WORK TO DO: Count, in the entries below, the lines in which "быть" occurs. Give the number, nothing more.
***** EXTRACTED DATA *****
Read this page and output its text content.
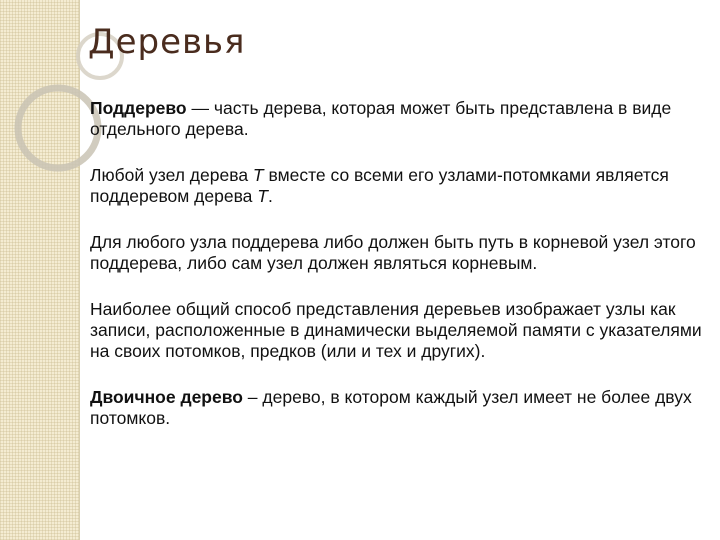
Деревья

Поддерево — часть дерева, которая может быть представлена в виде отдельного дерева.

Любой узел дерева T вместе со всеми его узлами-потомками является поддеревом дерева T.

Для любого узла поддерева либо должен быть путь в корневой узел этого поддерева, либо сам узел должен являться корневым.

Наиболее общий способ представления деревьев изображает узлы как записи, расположенные в динамически выделяемой памяти с указателями на своих потомков, предков (или и тех и других).

Двоичное дерево – дерево, в котором каждый узел имеет не более двух потомков.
*****
COMPLETED EXERCISE: 2